──────── Records provided

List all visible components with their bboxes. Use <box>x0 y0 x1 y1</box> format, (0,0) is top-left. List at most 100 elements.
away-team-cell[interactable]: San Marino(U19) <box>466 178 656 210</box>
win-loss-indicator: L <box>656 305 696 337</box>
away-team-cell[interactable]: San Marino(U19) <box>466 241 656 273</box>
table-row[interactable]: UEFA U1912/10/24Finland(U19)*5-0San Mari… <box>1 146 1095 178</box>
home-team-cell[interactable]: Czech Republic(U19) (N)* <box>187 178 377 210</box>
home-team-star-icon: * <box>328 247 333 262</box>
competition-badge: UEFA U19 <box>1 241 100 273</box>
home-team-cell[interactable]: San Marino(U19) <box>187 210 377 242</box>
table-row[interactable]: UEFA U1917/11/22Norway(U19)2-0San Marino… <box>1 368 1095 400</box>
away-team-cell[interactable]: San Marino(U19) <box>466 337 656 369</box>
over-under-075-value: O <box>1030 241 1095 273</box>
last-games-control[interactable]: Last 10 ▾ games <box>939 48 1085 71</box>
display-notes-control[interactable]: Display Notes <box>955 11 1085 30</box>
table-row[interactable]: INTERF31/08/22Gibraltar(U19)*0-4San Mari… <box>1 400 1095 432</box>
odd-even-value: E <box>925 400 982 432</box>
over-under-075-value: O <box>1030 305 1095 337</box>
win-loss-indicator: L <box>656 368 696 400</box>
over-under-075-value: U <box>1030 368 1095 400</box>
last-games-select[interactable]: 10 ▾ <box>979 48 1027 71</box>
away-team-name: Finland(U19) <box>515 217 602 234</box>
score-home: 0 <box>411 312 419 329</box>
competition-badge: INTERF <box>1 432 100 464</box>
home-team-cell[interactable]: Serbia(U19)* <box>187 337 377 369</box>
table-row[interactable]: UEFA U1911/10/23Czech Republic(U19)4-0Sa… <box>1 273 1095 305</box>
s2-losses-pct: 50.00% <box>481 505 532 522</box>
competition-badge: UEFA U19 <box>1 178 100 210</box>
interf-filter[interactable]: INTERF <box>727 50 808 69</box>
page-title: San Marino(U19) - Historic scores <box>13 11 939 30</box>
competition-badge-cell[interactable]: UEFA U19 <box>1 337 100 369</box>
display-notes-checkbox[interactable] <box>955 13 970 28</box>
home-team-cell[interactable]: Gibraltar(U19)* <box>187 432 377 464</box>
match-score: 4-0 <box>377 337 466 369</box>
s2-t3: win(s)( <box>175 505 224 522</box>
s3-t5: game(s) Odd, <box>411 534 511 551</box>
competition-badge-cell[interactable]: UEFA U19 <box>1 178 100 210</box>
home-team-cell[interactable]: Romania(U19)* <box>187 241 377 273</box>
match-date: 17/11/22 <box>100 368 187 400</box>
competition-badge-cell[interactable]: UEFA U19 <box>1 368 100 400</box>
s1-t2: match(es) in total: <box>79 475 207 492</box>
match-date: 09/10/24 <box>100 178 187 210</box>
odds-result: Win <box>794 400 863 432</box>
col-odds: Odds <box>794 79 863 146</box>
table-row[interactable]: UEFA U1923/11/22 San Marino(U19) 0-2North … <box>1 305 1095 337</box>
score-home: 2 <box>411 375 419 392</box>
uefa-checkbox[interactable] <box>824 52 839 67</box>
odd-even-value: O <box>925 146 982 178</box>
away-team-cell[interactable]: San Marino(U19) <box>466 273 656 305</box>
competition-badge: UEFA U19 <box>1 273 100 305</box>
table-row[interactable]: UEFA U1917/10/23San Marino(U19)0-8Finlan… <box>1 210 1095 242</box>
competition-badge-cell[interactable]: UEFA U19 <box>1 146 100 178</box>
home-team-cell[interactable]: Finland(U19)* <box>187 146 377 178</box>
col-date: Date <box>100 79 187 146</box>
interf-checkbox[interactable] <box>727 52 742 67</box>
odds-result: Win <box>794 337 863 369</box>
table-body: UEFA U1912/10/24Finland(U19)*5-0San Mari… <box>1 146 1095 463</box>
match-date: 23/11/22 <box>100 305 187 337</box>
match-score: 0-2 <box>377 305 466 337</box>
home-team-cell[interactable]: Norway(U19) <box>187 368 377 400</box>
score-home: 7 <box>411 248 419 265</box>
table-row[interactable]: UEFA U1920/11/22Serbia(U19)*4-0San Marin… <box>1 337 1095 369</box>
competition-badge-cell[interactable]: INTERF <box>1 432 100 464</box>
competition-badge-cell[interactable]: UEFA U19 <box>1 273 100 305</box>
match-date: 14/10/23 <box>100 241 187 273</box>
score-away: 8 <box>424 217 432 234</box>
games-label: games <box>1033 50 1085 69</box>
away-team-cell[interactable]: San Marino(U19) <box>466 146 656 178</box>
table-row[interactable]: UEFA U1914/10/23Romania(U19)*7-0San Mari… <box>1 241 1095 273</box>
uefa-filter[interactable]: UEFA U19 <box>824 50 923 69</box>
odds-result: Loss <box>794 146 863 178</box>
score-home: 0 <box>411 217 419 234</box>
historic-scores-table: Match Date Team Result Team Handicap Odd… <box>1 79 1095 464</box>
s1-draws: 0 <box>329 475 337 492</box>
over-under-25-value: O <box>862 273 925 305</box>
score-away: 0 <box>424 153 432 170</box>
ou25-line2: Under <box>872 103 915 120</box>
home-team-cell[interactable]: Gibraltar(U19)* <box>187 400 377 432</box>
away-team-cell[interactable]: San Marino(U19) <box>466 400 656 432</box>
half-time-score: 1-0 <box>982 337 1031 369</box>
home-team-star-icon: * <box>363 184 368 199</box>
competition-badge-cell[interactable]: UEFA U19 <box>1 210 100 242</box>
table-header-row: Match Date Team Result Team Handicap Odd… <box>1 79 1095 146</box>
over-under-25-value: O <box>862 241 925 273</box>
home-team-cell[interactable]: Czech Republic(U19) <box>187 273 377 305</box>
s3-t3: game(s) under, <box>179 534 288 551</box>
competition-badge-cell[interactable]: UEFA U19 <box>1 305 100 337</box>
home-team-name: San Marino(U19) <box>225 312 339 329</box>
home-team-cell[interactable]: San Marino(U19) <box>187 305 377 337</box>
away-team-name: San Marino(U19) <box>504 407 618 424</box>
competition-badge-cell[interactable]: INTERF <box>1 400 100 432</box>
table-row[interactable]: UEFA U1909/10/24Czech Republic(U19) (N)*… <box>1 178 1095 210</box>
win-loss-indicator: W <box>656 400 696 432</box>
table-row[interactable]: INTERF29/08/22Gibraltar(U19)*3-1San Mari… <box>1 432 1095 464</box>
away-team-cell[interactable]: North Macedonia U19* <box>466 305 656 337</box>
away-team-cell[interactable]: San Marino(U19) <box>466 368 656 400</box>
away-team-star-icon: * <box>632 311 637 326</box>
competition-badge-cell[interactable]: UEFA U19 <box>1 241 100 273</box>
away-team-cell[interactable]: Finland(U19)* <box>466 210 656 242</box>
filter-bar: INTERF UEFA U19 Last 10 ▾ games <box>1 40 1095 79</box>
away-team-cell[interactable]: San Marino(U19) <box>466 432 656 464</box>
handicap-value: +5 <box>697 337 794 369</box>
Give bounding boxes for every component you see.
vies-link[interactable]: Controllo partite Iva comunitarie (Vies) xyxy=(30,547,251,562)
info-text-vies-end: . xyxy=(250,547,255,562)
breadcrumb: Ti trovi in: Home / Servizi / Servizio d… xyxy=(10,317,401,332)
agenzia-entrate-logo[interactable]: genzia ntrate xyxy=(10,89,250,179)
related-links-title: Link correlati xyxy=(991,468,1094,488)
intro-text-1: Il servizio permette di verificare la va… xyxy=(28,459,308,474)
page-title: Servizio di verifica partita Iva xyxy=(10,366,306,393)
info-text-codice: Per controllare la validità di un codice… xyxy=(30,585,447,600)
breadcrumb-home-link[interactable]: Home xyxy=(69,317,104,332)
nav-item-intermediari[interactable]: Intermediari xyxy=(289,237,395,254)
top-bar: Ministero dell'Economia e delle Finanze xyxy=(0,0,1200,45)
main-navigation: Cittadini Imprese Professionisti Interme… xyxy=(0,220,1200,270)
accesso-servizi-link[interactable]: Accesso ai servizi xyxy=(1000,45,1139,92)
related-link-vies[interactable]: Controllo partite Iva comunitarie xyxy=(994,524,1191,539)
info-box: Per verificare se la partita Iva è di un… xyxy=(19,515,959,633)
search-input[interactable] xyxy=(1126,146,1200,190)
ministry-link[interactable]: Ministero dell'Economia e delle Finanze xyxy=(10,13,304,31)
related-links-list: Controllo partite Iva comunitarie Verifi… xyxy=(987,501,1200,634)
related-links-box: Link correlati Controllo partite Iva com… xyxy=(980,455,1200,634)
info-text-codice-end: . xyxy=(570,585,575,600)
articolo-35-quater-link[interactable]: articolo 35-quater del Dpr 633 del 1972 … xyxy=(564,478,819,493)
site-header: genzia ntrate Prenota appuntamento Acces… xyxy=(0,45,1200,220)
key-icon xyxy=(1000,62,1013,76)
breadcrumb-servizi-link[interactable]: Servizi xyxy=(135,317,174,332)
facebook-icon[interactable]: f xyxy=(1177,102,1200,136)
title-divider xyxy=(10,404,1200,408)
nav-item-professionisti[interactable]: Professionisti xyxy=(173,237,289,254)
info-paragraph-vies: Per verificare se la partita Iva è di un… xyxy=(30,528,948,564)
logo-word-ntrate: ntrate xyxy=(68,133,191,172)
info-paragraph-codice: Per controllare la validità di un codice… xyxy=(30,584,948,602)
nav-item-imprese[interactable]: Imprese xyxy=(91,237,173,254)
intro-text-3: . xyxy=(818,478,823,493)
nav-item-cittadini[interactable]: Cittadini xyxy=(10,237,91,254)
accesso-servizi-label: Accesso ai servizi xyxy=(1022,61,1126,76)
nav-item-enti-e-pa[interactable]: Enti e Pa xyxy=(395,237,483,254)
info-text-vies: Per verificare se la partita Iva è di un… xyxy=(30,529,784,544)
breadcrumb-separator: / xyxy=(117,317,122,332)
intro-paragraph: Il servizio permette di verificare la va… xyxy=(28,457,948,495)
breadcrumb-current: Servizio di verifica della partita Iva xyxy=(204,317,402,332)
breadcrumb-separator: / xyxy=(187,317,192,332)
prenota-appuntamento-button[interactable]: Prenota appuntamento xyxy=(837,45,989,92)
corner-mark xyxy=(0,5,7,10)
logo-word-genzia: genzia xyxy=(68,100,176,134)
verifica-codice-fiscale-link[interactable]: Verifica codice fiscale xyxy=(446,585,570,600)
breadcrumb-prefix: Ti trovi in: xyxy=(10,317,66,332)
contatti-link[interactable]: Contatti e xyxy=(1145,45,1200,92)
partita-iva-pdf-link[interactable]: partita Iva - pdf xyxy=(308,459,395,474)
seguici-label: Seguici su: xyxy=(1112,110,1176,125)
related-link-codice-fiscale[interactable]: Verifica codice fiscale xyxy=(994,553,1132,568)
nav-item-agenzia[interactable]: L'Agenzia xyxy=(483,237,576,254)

────────────────

• _Problem details_:
Please reproduce the lines exactly, starting with the very first one and stopping after the line that contains "away-team-cell[interactable]: San Marino(U19) <box>466 337".

• _Task response_:
List all visible components with their bboxes. Use <box>x0 y0 x1 y1</box> format, (0,0) is top-left. List at most 100 elements.
away-team-cell[interactable]: San Marino(U19) <box>466 178 656 210</box>
win-loss-indicator: L <box>656 305 696 337</box>
away-team-cell[interactable]: San Marino(U19) <box>466 241 656 273</box>
table-row[interactable]: UEFA U1912/10/24Finland(U19)*5-0San Mari… <box>1 146 1095 178</box>
home-team-cell[interactable]: Czech Republic(U19) (N)* <box>187 178 377 210</box>
home-team-star-icon: * <box>328 247 333 262</box>
competition-badge: UEFA U19 <box>1 241 100 273</box>
home-team-cell[interactable]: San Marino(U19) <box>187 210 377 242</box>
table-row[interactable]: UEFA U1917/11/22Norway(U19)2-0San Marino… <box>1 368 1095 400</box>
away-team-cell[interactable]: San Marino(U19) <box>466 337 656 369</box>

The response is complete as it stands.